» **WRITTEN INSTRUCTION**: Quote the data below in full, minus the images.
+--
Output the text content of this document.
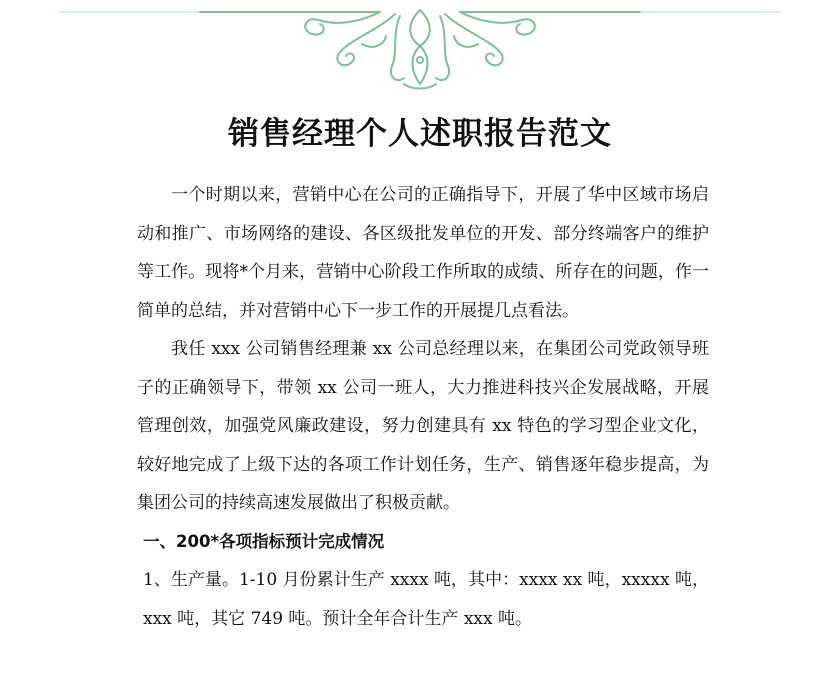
销售经理个人述职报告范文

一个时期以来，营销中心在公司的正确指导下，开展了华中区域市场启动和推广、市场网络的建设、各区级批发单位的开发、部分终端客户的维护等工作。现将*个月来，营销中心阶段工作所取的成绩、所存在的问题，作一简单的总结，并对营销中心下一步工作的开展提几点看法。

我任 xxx 公司销售经理兼 xx 公司总经理以来，在集团公司党政领导班子的正确领导下，带领 xx 公司一班人，大力推进科技兴企发展战略，开展管理创效，加强党风廉政建设，努力创建具有 xx 特色的学习型企业文化，较好地完成了上级下达的各项工作计划任务，生产、销售逐年稳步提高，为集团公司的持续高速发展做出了积极贡献。

一、200*各项指标预计完成情况

1、生产量。1-10 月份累计生产 xxxx 吨，其中：xxxx xx 吨，xxxxx 吨，xxx 吨，其它 749 吨。预计全年合计生产 xxx 吨。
+--
» **OUTPUT FOR THIS TASK**:
Output the text content of this document.
销售经理个人述职报告范文

一个时期以来，营销中心在公司的正确指导下，开展了华中区域市场启动和推广、市场网络的建设、各区级批发单位的开发、部分终端客户的维护等工作。现将*个月来，营销中心阶段工作所取的成绩、所存在的问题，作一简单的总结，并对营销中心下一步工作的开展提几点看法。

我任 xxx 公司销售经理兼 xx 公司总经理以来，在集团公司党政领导班子的正确领导下，带领 xx 公司一班人，大力推进科技兴企发展战略，开展管理创效，加强党风廉政建设，努力创建具有 xx 特色的学习型企业文化，较好地完成了上级下达的各项工作计划任务，生产、销售逐年稳步提高，为集团公司的持续高速发展做出了积极贡献。

一、200*各项指标预计完成情况

1、生产量。1-10 月份累计生产 xxxx 吨，其中：xxxx xx 吨，xxxxx 吨，xxx 吨，其它 749 吨。预计全年合计生产 xxx 吨。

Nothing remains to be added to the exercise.